__Set task__.
Read the listing below and copy out every line that holds "стационарных".
+++++
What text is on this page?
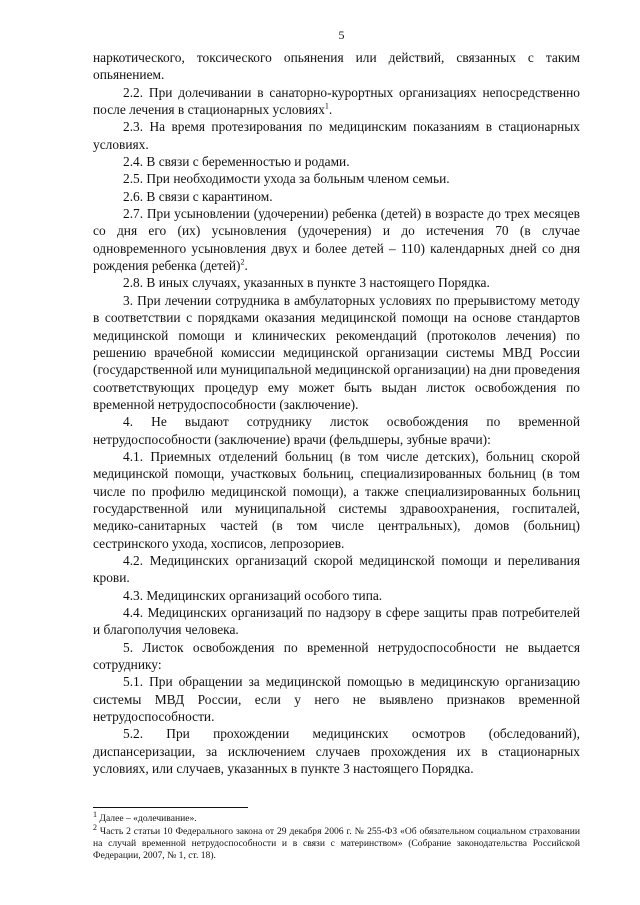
5

наркотического, токсического опьянения или действий, связанных с таким опьянением.

2.2. При долечивании в санаторно-курортных организациях непосредственно после лечения в стационарных условиях$^1$.

2.3. На время протезирования по медицинским показаниям в стационарных условиях.

2.4. В связи с беременностью и родами.

2.5. При необходимости ухода за больным членом семьи.

2.6. В связи с карантином.

2.7. При усыновлении (удочерении) ребенка (детей) в возрасте до трех месяцев со дня его (их) усыновления (удочерения) и до истечения 70 (в случае одновременного усыновления двух и более детей – 110) календарных дней со дня рождения ребенка (детей)$^2$.

2.8. В иных случаях, указанных в пункте 3 настоящего Порядка.

3. При лечении сотрудника в амбулаторных условиях по прерывистому методу в соответствии с порядками оказания медицинской помощи на основе стандартов медицинской помощи и клинических рекомендаций (протоколов лечения) по решению врачебной комиссии медицинской организации системы МВД России (государственной или муниципальной медицинской организации) на дни проведения соответствующих процедур ему может быть выдан листок освобождения по временной нетрудоспособности (заключение).

4. Не выдают сотруднику листок освобождения по временной нетрудоспособности (заключение) врачи (фельдшеры, зубные врачи):

4.1. Приемных отделений больниц (в том числе детских), больниц скорой медицинской помощи, участковых больниц, специализированных больниц (в том числе по профилю медицинской помощи), а также специализированных больниц государственной или муниципальной системы здравоохранения, госпиталей, медико-санитарных частей (в том числе центральных), домов (больниц) сестринского ухода, хосписов, лепрозориев.

4.2. Медицинских организаций скорой медицинской помощи и переливания крови.

4.3. Медицинских организаций особого типа.

4.4. Медицинских организаций по надзору в сфере защиты прав потребителей и благополучия человека.

5. Листок освобождения по временной нетрудоспособности не выдается сотруднику:

5.1. При обращении за медицинской помощью в медицинскую организацию системы МВД России, если у него не выявлено признаков временной нетрудоспособности.

5.2. При прохождении медицинских осмотров (обследований), диспансеризации, за исключением случаев прохождения их в стационарных условиях, или случаев, указанных в пункте 3 настоящего Порядка.

$^1$ Далее – «долечивание».

$^2$ Часть 2 статьи 10 Федерального закона от 29 декабря 2006 г. № 255-ФЗ «Об обязательном социальном страховании на случай временной нетрудоспособности и в связи с материнством» (Собрание законодательства Российской Федерации, 2007, № 1, ст. 18).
+++++
__Exercise output__.
2.2. При долечивании в санаторно-курортных организациях непосредственно после лечения в стационарных условиях$^1$.
2.3. На время протезирования по медицинским показаниям в стационарных условиях.
5.2. При прохождении медицинских осмотров (обследований), диспансеризации, за исключением случаев прохождения их в стационарных условиях, или случаев, указанных в пункте 3 настоящего Порядка.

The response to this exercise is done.